**Provided entries**.
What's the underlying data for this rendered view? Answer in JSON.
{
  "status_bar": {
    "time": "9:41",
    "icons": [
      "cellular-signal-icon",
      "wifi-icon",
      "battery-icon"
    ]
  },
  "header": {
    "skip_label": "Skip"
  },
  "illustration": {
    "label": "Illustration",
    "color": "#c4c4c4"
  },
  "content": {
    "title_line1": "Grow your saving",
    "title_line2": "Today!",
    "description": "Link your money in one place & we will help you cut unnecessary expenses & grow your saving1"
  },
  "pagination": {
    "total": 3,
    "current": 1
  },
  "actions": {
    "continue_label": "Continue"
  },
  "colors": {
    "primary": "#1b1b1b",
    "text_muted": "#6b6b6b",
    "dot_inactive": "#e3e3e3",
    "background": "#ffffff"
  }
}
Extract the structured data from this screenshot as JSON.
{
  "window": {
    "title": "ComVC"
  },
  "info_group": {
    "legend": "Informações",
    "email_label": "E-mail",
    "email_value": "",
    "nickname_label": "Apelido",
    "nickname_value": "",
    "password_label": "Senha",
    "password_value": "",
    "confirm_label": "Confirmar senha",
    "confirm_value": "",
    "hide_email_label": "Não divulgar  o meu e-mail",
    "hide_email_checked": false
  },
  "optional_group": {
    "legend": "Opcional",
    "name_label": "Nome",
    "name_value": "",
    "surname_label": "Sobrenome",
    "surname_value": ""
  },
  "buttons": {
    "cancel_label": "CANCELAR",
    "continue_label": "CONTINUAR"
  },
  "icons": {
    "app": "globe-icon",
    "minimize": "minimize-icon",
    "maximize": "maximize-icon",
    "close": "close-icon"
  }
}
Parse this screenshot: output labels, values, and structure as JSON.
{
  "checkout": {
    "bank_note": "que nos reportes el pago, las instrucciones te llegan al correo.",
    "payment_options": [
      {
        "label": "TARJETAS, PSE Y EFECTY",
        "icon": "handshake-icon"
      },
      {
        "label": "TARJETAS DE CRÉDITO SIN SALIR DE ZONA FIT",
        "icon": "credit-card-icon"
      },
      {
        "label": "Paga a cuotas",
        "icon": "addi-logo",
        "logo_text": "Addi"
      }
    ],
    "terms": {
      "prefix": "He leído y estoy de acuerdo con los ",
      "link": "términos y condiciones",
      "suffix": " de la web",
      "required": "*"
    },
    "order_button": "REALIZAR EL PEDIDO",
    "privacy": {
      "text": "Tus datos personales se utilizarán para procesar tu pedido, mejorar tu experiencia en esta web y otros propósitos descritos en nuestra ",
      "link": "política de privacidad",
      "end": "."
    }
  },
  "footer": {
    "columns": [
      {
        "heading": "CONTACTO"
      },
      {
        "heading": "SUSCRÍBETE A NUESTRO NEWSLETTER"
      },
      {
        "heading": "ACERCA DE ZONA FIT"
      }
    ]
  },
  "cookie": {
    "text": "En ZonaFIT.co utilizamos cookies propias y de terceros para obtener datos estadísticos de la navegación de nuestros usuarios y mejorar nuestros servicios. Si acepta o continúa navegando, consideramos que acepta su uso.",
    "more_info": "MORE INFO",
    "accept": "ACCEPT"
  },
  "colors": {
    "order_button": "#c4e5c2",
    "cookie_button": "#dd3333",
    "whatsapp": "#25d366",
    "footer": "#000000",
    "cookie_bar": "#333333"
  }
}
...
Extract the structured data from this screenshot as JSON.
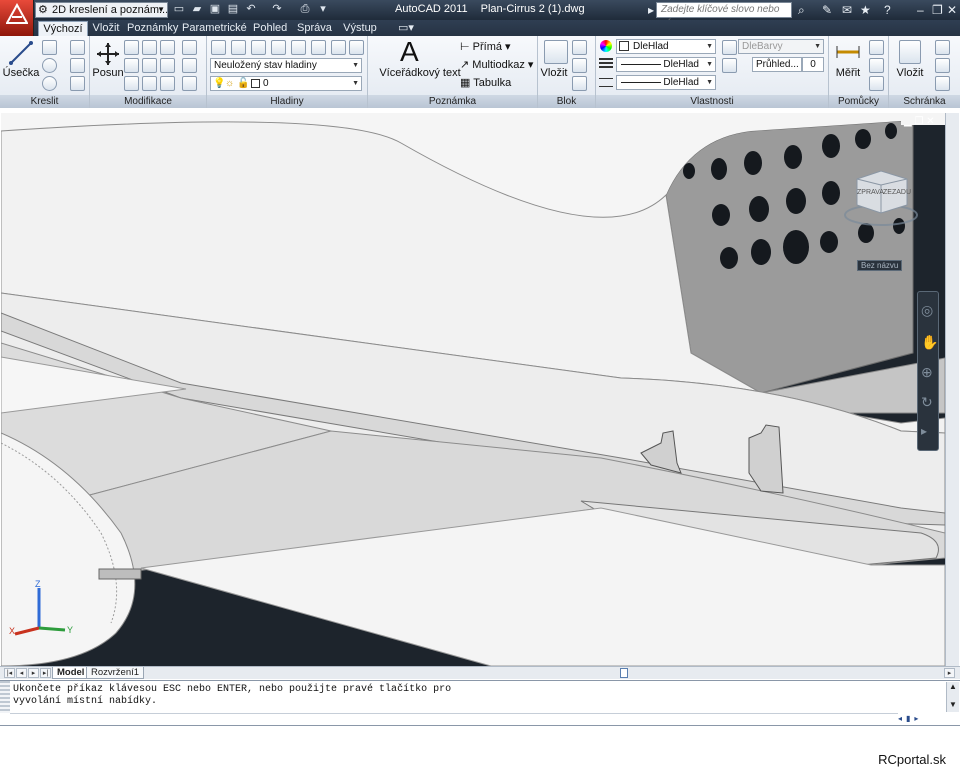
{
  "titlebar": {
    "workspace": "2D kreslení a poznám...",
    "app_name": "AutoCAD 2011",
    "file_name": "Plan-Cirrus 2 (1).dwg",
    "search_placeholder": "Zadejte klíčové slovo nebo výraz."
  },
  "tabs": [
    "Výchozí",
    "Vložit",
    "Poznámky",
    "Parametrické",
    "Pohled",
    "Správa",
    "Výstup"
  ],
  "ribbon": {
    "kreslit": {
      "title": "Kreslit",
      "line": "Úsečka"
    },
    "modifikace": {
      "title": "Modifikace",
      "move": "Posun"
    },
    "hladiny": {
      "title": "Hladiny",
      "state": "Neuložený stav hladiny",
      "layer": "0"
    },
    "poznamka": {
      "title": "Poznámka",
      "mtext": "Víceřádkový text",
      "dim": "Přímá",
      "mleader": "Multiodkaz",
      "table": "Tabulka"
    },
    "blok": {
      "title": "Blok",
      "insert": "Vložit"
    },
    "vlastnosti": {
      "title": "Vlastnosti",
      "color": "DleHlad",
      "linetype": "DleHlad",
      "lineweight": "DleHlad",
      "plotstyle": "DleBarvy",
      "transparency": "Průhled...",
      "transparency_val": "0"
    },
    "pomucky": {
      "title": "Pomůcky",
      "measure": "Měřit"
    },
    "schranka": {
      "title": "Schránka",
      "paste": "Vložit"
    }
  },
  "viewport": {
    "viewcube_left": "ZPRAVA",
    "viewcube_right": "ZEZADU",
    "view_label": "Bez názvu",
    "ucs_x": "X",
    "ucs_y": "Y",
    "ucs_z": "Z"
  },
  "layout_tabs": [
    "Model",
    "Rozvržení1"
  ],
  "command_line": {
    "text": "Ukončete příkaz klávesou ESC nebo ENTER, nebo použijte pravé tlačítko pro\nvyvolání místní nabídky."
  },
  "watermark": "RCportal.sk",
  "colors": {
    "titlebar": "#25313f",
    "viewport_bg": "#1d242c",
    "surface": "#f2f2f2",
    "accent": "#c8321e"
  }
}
---
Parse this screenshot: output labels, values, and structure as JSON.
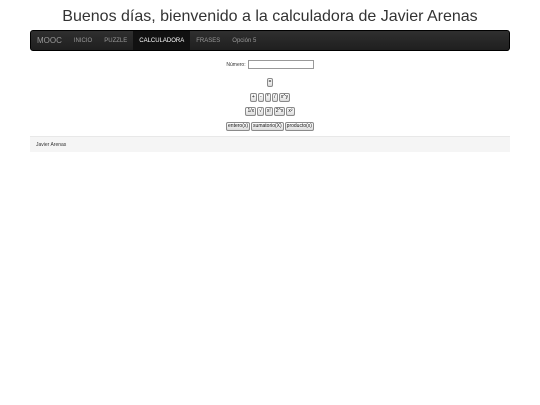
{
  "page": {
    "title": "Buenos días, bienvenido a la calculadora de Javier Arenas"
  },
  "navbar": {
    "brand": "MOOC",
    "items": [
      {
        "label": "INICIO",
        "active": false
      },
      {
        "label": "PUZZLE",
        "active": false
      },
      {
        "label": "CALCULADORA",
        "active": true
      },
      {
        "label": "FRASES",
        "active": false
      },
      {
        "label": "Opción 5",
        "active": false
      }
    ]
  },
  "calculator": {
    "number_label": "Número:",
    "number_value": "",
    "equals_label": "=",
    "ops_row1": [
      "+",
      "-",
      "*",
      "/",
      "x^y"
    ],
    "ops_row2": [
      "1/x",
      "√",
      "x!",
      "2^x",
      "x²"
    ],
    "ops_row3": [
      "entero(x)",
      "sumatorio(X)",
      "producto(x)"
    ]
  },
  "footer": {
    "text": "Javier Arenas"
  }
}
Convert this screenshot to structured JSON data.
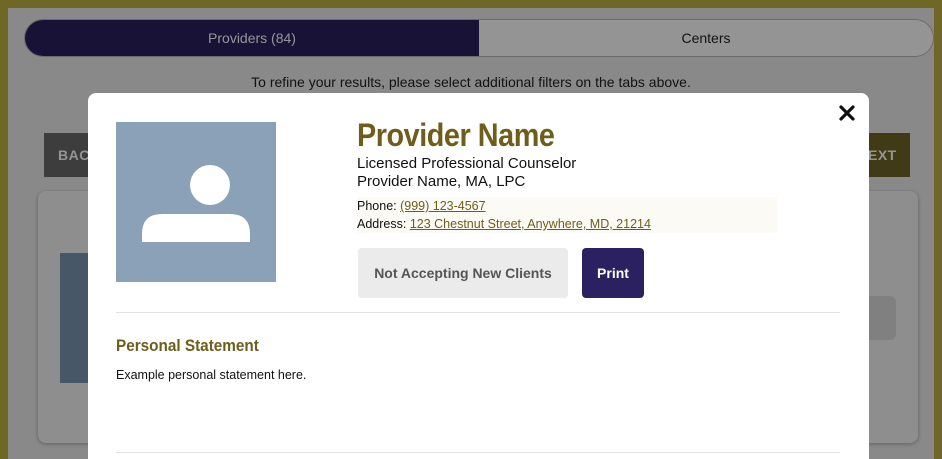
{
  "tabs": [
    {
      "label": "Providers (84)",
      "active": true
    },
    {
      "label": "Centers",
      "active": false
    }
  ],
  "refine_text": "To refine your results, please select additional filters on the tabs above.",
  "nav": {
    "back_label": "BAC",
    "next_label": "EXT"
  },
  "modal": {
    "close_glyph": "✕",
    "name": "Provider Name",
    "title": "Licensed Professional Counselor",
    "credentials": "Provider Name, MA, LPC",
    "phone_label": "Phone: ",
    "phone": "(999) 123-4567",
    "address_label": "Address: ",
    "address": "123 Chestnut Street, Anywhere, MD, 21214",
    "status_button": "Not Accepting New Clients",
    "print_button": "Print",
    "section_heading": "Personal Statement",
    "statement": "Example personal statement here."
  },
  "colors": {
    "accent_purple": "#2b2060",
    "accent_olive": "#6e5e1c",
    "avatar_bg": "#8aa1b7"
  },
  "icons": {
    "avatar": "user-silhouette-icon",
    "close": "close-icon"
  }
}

**Given problem**. Out of the material above, select every line that holds the string "DleHlad".

**Output of the exercise**.
      "color": "DleHlad",
      "linetype": "DleHlad",
      "lineweight": "DleHlad",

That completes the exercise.